Working data:
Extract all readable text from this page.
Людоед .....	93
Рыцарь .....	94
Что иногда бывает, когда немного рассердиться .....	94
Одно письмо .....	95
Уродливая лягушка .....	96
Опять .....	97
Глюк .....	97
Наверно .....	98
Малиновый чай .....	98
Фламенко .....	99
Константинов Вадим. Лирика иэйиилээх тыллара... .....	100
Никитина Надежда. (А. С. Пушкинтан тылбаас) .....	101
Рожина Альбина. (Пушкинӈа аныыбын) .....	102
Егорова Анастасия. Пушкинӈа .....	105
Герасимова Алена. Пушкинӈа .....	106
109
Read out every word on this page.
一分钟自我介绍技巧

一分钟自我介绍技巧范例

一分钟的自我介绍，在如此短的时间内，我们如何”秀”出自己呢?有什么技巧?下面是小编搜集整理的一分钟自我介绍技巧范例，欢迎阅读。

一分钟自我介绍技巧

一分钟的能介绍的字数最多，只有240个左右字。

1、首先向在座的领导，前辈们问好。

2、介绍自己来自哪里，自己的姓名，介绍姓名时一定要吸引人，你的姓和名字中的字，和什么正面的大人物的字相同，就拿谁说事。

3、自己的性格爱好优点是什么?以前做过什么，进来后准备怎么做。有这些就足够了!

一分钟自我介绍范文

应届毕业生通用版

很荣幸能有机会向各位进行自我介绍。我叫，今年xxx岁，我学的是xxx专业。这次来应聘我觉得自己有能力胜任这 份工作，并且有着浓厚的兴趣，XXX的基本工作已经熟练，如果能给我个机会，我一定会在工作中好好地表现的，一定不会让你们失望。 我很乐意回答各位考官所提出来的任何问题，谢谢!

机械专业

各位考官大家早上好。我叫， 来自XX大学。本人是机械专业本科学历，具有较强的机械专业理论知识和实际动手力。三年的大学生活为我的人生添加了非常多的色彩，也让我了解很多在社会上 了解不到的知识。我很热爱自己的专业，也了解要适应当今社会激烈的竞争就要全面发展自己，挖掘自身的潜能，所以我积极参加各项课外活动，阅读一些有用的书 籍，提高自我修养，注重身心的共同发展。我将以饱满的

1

Given instruction: Reproduce the full listing exactly.

Answer to this task:
Extract all readable text from this page.
Людоед .....	93
Рыцарь .....	94
Что иногда бывает, когда немного рассердиться .....	94
Одно письмо .....	95
Уродливая лягушка .....	96
Опять .....	97
Глюк .....	97
Наверно .....	98
Малиновый чай .....	98
Фламенко .....	99
Константинов Вадим. Лирика иэйиилээх тыллара... .....	100
Никитина Надежда. (А. С. Пушкинтан тылбаас) .....	101
Рожина Альбина. (Пушкинӈа аныыбын) .....	102
Егорова Анастасия. Пушкинӈа .....	105
Герасимова Алена. Пушкинӈа .....	106
109
Read out every word on this page.
一分钟自我介绍技巧

一分钟自我介绍技巧范例

一分钟的自我介绍，在如此短的时间内，我们如何”秀”出自己呢?有什么技巧?下面是小编搜集整理的一分钟自我介绍技巧范例，欢迎阅读。

一分钟自我介绍技巧

一分钟的能介绍的字数最多，只有240个左右字。

1、首先向在座的领导，前辈们问好。

2、介绍自己来自哪里，自己的姓名，介绍姓名时一定要吸引人，你的姓和名字中的字，和什么正面的大人物的字相同，就拿谁说事。

3、自己的性格爱好优点是什么?以前做过什么，进来后准备怎么做。有这些就足够了!

一分钟自我介绍范文

应届毕业生通用版

很荣幸能有机会向各位进行自我介绍。我叫，今年xxx岁，我学的是xxx专业。这次来应聘我觉得自己有能力胜任这 份工作，并且有着浓厚的兴趣，XXX的基本工作已经熟练，如果能给我个机会，我一定会在工作中好好地表现的，一定不会让你们失望。 我很乐意回答各位考官所提出来的任何问题，谢谢!

机械专业

各位考官大家早上好。我叫， 来自XX大学。本人是机械专业本科学历，具有较强的机械专业理论知识和实际动手力。三年的大学生活为我的人生添加了非常多的色彩，也让我了解很多在社会上 了解不到的知识。我很热爱自己的专业，也了解要适应当今社会激烈的竞争就要全面发展自己，挖掘自身的潜能，所以我积极参加各项课外活动，阅读一些有用的书 籍，提高自我修养，注重身心的共同发展。我将以饱满的

1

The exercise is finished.